In the data that follows, count each line holding the string "title"; answer with the number only.

**MATERIAL:**
--- BEGIN ---

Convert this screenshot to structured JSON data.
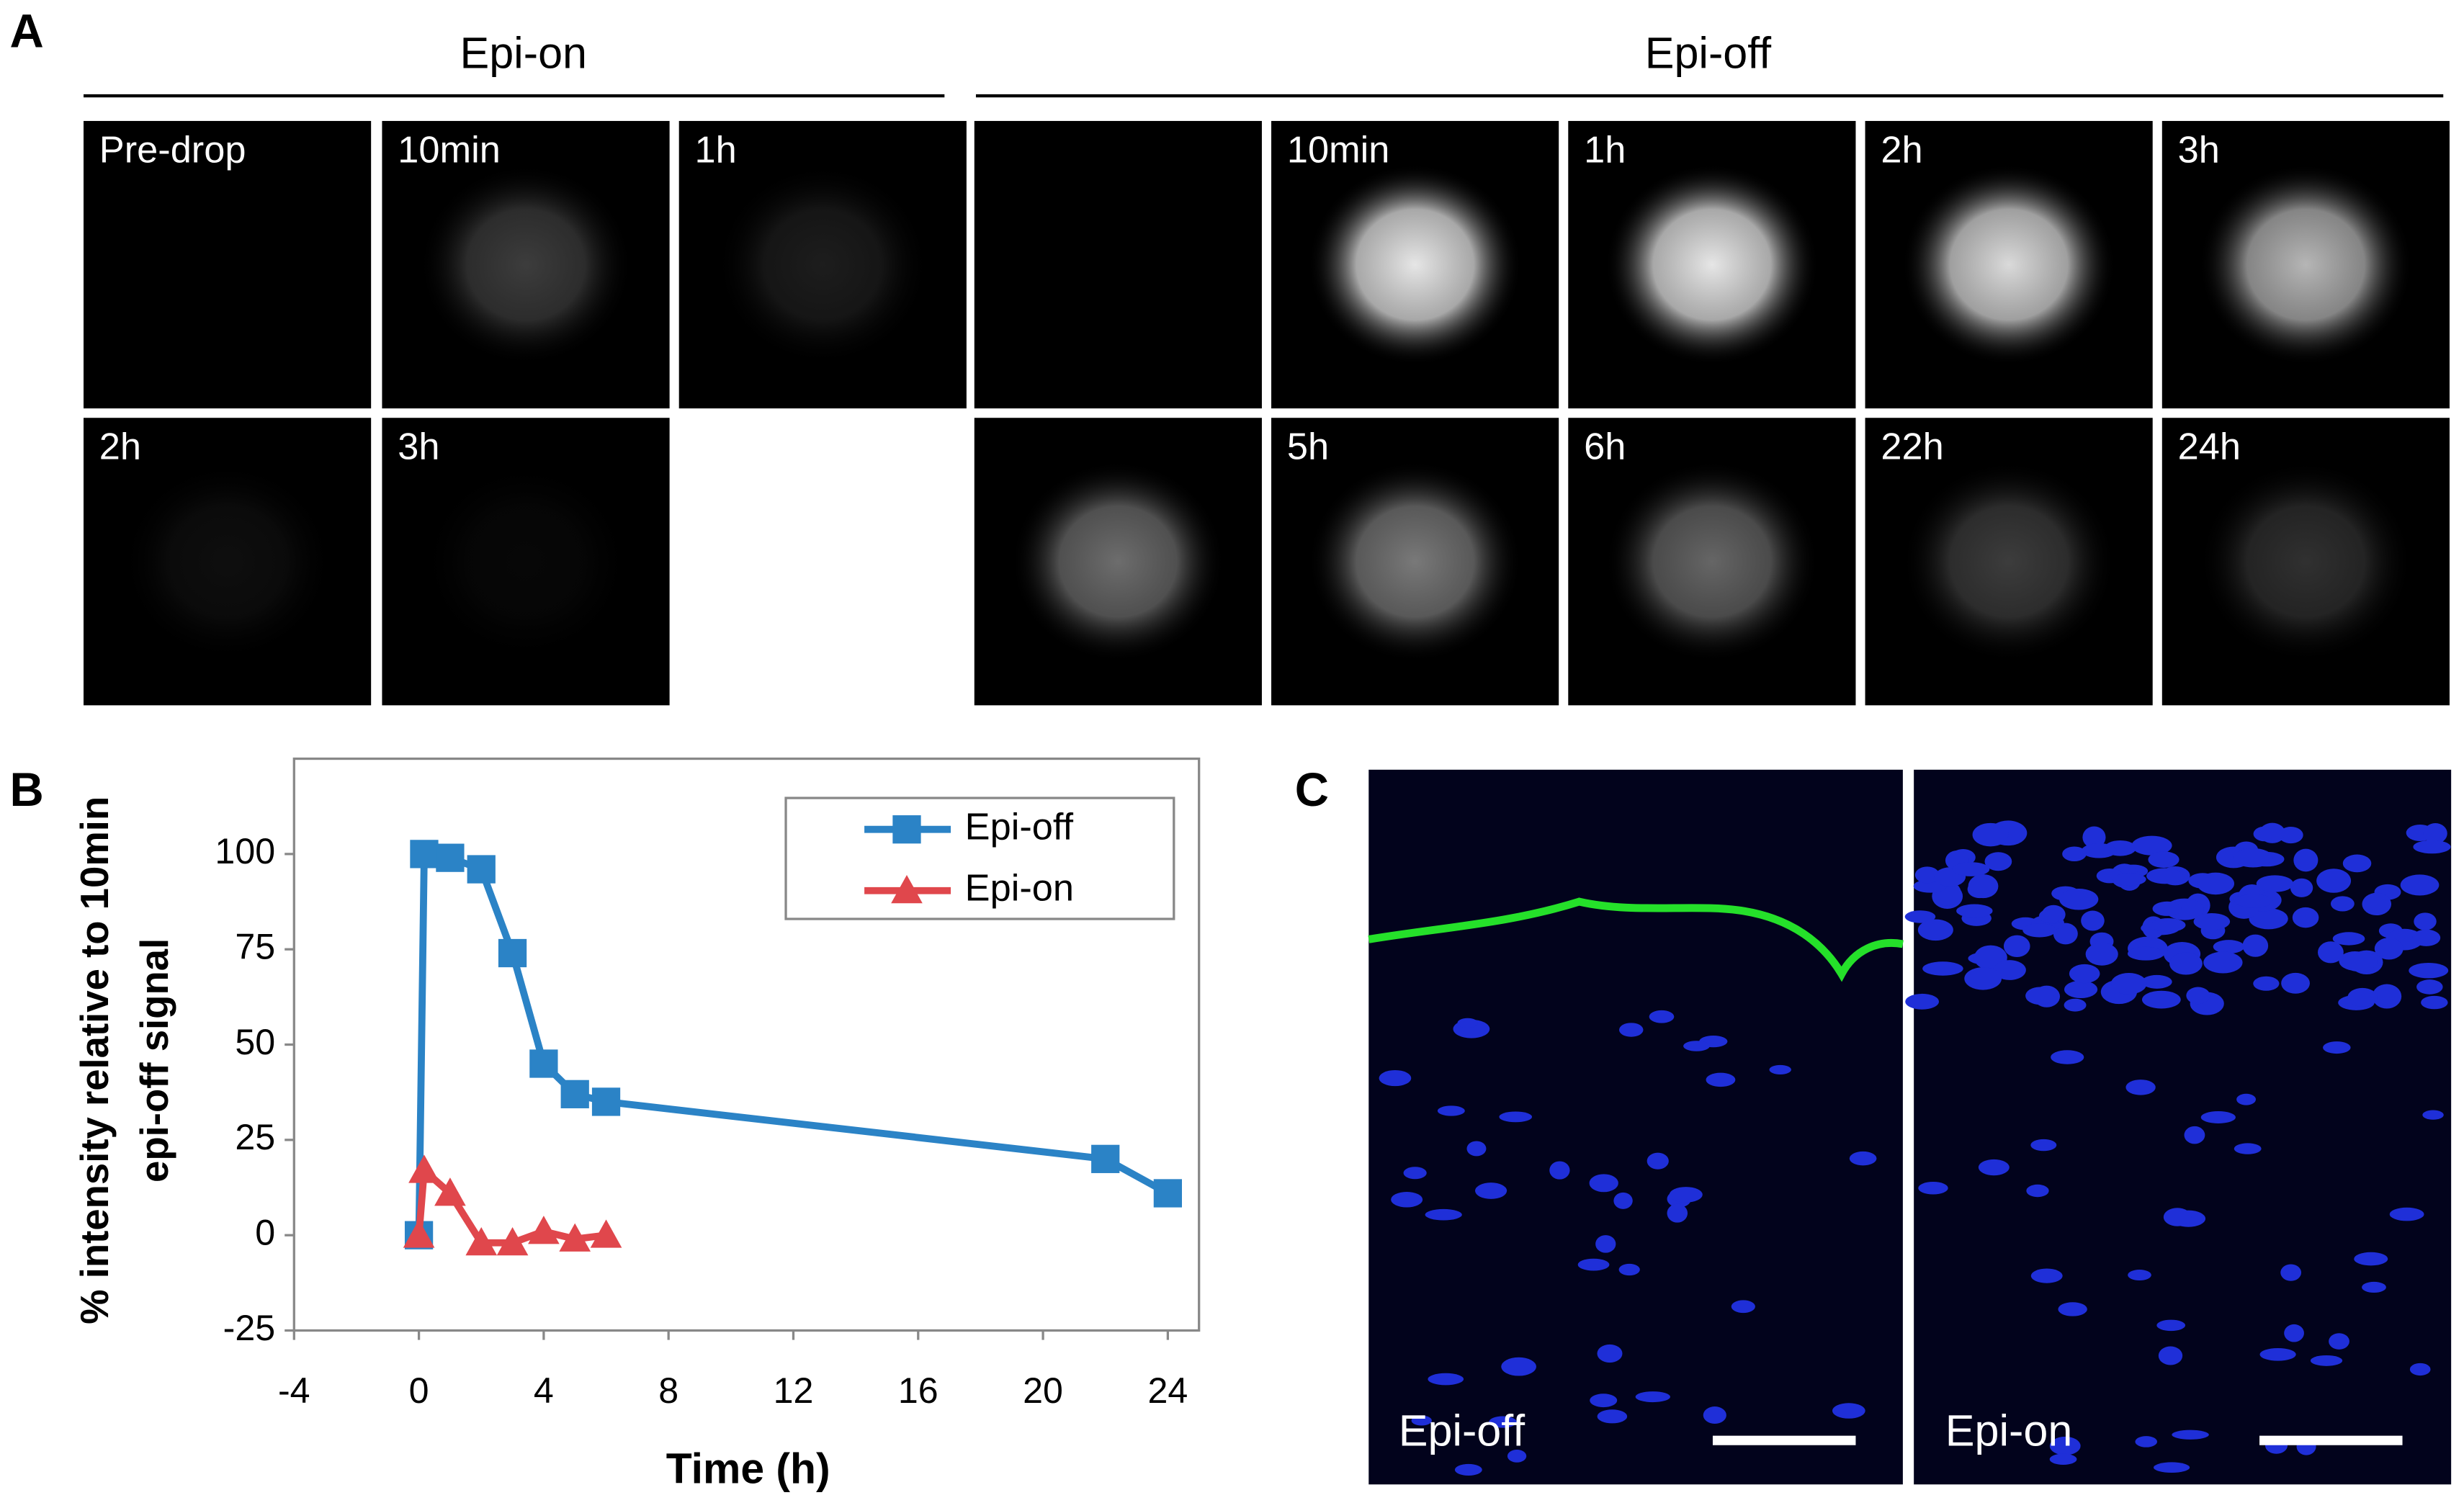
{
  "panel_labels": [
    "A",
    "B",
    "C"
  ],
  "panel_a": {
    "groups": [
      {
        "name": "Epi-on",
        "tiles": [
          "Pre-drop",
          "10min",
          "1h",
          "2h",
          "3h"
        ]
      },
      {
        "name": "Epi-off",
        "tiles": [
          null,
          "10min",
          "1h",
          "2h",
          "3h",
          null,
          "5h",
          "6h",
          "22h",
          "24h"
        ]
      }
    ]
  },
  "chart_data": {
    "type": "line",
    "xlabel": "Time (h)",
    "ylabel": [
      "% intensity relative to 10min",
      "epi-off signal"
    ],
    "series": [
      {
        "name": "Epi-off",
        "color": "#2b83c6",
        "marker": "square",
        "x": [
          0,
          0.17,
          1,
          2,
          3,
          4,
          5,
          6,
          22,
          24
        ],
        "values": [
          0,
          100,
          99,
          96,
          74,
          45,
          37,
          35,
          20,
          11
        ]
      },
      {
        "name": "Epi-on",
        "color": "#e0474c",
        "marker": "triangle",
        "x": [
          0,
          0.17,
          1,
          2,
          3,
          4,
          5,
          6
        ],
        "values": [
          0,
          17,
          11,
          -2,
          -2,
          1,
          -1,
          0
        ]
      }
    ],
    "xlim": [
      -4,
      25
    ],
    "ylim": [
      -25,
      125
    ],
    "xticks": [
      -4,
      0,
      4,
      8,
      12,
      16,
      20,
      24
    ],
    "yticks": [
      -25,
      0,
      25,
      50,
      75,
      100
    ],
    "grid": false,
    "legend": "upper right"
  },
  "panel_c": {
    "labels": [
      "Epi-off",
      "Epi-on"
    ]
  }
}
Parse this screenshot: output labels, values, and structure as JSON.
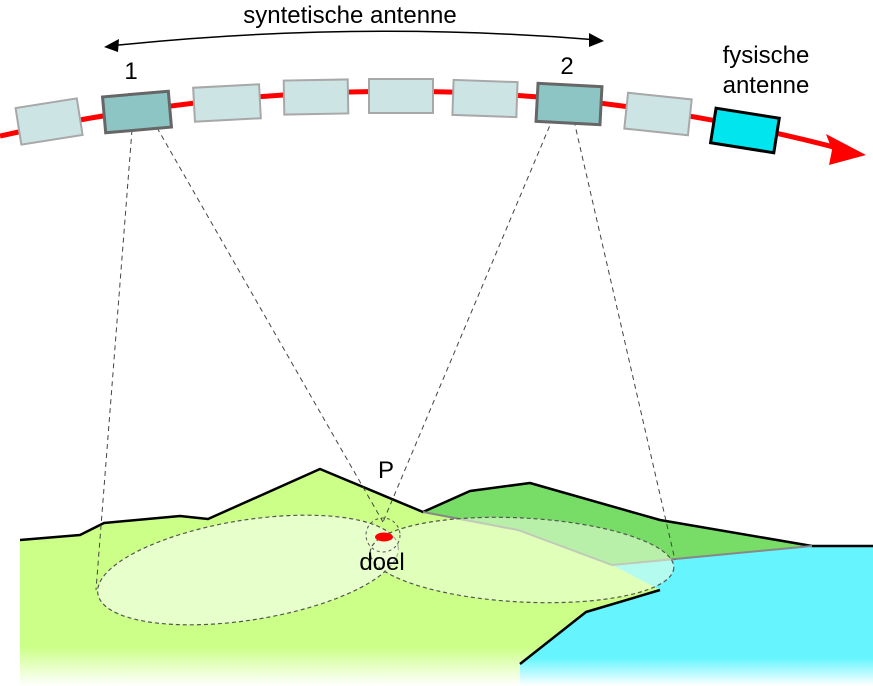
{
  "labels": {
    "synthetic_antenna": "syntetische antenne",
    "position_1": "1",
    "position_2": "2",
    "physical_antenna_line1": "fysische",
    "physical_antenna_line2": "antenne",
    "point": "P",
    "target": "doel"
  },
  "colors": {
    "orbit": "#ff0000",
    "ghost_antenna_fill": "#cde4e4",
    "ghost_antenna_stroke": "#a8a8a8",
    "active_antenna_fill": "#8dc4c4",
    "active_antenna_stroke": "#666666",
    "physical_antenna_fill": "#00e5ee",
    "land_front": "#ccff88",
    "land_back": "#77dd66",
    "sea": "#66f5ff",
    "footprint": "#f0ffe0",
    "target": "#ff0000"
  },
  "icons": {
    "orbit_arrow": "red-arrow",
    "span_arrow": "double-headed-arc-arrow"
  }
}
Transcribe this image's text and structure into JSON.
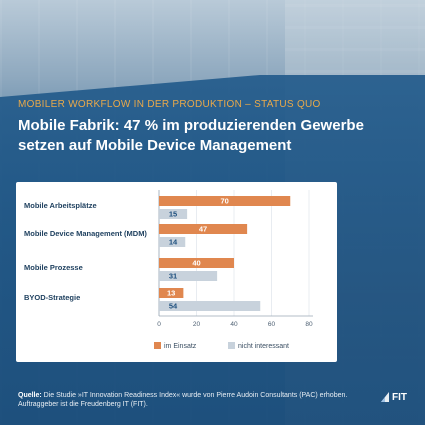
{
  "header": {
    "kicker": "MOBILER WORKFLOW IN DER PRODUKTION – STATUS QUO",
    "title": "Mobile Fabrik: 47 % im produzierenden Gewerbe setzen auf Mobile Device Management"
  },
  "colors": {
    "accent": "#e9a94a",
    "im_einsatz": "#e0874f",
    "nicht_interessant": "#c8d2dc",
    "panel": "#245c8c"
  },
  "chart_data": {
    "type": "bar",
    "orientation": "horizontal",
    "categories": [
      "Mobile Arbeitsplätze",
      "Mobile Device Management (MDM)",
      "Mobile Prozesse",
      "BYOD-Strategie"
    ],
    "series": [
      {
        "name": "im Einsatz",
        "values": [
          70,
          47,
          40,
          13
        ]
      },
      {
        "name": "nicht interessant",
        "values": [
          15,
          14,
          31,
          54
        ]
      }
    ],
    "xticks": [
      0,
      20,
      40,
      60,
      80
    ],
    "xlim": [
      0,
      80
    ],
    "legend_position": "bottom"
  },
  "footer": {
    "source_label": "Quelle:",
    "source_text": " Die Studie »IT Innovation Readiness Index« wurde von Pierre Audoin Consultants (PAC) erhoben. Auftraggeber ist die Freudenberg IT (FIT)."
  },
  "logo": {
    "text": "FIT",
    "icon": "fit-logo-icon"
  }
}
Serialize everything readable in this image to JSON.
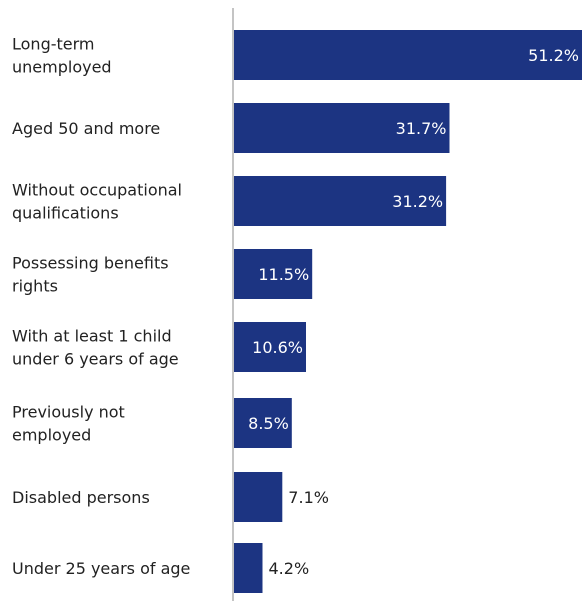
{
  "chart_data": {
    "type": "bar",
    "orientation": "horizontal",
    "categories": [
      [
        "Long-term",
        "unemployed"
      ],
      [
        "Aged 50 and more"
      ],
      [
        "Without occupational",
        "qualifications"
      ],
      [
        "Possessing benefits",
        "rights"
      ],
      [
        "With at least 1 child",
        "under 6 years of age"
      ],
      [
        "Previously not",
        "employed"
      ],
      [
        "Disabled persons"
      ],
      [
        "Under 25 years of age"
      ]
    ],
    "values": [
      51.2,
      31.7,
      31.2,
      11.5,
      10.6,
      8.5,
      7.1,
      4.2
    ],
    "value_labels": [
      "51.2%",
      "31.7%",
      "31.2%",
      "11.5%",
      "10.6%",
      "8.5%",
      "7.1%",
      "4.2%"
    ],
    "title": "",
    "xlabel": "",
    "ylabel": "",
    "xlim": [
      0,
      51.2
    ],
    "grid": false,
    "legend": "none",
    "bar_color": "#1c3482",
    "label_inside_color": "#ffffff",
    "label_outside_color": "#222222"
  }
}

--- END ---

**ANSWER TO THIS EXERCISE:** 2